▶ **Data supplied**
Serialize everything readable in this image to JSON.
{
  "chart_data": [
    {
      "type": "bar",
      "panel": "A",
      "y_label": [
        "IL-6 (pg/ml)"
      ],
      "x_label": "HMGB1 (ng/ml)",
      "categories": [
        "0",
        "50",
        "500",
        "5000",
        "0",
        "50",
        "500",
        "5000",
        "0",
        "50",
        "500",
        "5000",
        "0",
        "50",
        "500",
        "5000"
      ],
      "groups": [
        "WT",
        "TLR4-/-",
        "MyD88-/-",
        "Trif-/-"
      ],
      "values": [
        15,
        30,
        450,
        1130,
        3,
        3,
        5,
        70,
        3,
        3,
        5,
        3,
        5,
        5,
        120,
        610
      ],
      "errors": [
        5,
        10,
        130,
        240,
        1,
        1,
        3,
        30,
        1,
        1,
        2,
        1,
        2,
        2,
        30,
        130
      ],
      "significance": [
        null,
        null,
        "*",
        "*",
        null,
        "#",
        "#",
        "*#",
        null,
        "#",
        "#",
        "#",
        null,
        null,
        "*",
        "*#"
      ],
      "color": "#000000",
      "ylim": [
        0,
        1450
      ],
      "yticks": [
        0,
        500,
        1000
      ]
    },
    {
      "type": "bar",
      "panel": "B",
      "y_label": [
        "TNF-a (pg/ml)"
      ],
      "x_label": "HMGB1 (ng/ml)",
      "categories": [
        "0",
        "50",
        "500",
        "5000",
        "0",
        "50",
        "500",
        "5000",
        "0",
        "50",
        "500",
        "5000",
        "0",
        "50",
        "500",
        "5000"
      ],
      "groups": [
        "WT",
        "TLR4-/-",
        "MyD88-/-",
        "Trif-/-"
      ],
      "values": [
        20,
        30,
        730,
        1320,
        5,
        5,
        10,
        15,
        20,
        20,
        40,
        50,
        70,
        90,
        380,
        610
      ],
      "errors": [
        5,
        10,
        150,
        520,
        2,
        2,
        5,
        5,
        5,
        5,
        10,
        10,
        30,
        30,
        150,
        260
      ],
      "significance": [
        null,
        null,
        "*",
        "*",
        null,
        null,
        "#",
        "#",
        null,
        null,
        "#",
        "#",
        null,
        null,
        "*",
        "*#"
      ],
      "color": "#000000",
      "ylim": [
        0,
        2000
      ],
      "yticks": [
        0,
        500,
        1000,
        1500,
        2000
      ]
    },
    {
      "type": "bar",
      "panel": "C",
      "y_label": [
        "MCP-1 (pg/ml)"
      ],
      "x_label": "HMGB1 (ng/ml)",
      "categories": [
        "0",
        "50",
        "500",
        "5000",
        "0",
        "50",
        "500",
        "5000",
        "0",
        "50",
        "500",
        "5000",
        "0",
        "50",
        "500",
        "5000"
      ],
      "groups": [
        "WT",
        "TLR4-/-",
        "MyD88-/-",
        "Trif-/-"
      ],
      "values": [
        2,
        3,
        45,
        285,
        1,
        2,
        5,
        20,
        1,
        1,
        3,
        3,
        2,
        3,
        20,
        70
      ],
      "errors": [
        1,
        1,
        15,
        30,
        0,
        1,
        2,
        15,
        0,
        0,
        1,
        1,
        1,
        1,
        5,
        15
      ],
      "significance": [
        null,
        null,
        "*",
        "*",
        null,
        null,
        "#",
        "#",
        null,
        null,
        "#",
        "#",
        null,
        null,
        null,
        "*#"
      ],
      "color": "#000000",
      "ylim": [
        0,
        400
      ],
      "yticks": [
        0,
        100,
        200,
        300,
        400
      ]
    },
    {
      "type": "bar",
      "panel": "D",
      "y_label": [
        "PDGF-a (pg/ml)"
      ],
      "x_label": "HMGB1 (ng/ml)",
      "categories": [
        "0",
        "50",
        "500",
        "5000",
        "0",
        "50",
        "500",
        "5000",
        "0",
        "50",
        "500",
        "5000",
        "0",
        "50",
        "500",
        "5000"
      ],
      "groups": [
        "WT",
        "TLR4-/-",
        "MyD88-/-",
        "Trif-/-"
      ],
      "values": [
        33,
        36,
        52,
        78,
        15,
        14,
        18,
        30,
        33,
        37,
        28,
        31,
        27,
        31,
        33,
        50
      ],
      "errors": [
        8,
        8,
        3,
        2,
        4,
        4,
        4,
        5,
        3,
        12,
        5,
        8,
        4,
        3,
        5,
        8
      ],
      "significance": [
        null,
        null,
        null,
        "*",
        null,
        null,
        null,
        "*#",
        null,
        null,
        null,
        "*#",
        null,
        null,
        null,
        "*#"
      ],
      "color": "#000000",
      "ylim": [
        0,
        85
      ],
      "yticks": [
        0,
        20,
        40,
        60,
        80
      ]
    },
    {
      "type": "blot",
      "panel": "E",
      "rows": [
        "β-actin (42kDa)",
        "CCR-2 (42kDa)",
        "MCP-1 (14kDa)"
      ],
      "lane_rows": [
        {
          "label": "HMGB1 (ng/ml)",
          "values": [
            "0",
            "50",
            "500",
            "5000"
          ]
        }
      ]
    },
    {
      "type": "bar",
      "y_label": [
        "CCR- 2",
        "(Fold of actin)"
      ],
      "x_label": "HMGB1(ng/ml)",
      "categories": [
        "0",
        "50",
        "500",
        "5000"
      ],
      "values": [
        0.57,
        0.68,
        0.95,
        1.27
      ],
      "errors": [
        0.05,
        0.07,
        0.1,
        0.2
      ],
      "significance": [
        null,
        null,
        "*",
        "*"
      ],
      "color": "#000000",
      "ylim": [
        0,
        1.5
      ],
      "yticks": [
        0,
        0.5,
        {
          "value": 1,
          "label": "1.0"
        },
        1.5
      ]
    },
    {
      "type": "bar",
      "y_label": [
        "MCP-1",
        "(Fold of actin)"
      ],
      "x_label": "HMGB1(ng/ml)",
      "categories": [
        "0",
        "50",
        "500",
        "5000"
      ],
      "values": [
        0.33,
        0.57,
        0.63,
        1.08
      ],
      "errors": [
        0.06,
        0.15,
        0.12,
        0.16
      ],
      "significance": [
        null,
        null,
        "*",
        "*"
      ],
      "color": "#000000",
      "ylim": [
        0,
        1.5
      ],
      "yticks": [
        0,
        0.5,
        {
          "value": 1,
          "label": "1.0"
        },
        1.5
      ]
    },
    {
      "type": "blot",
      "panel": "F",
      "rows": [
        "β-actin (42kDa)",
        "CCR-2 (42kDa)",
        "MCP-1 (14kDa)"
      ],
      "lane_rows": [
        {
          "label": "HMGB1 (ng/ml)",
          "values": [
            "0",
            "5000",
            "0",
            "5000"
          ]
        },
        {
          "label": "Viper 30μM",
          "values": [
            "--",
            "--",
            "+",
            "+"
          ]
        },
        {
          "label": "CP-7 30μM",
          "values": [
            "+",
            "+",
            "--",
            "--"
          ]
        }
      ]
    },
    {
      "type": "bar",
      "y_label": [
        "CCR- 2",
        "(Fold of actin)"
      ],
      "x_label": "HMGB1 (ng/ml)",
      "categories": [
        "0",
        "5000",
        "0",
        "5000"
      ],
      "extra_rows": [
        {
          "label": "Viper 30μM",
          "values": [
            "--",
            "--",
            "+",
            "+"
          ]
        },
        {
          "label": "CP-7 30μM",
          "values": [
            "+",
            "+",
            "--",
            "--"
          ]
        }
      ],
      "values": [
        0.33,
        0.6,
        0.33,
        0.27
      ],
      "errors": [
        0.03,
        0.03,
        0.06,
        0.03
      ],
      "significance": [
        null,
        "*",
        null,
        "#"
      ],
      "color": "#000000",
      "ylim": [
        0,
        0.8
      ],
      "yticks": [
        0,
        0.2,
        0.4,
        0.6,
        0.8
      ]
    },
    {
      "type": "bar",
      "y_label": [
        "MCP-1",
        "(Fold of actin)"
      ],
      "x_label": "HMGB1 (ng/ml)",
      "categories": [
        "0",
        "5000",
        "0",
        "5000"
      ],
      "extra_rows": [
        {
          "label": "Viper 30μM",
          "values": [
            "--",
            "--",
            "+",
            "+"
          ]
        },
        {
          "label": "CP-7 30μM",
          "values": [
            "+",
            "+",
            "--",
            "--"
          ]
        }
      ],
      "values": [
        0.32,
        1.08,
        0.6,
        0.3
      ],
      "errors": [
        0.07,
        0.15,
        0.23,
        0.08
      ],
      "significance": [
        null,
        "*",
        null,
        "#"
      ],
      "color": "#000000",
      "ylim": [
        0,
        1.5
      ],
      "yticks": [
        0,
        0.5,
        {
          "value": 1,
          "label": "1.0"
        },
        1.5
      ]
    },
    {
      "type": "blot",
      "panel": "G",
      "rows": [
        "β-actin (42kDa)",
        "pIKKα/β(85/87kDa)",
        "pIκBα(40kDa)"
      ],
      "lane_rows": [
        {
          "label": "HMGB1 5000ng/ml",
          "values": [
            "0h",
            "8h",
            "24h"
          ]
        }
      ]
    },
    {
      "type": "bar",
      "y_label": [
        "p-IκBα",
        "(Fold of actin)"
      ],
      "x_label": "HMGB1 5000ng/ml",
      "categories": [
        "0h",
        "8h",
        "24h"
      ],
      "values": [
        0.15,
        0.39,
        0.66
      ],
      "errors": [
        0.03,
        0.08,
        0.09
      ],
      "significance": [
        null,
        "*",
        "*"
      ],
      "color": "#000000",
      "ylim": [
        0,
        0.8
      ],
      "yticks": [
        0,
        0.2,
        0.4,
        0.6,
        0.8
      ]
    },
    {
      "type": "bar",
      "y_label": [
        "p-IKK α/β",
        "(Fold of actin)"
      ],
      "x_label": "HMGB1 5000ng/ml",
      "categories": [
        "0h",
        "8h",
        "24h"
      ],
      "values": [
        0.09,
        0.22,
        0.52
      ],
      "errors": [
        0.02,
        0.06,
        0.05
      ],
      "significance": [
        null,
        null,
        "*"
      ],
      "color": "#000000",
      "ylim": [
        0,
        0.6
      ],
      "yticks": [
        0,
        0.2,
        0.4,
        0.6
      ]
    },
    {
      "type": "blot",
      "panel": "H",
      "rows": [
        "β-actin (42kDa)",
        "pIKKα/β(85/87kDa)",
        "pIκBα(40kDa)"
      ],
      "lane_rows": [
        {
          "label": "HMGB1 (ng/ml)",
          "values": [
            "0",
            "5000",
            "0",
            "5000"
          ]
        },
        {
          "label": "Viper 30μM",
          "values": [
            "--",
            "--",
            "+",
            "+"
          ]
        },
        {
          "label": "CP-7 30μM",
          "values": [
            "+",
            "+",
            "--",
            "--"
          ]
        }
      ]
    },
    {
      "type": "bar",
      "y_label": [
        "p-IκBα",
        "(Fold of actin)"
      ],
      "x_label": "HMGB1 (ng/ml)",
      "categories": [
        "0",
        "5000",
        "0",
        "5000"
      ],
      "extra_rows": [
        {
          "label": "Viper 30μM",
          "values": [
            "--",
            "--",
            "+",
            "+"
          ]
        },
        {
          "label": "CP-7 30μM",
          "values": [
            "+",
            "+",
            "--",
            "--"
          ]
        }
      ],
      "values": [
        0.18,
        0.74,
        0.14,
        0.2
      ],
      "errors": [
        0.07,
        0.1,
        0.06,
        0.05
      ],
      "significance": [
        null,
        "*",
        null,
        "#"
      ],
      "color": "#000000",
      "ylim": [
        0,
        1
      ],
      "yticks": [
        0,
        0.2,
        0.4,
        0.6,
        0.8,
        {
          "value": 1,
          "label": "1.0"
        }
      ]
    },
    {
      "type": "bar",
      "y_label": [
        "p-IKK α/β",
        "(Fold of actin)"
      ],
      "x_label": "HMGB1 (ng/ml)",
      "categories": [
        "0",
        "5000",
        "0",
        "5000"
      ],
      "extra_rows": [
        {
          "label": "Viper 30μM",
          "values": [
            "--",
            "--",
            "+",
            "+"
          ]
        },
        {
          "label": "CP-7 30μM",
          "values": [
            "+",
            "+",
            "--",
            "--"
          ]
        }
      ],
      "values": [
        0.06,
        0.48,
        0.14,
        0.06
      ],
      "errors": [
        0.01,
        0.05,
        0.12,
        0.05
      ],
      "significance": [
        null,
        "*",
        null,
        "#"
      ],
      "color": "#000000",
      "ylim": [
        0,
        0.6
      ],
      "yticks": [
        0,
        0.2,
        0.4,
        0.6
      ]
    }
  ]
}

▶ **Prompt**
From the records given above, copy all lines containing "panel".

▶ **Solution to this problem**
      "panel": "A",
      "panel": "B",
      "panel": "C",
      "panel": "D",
      "panel": "E",
      "panel": "F",
      "panel": "G",
      "panel": "H",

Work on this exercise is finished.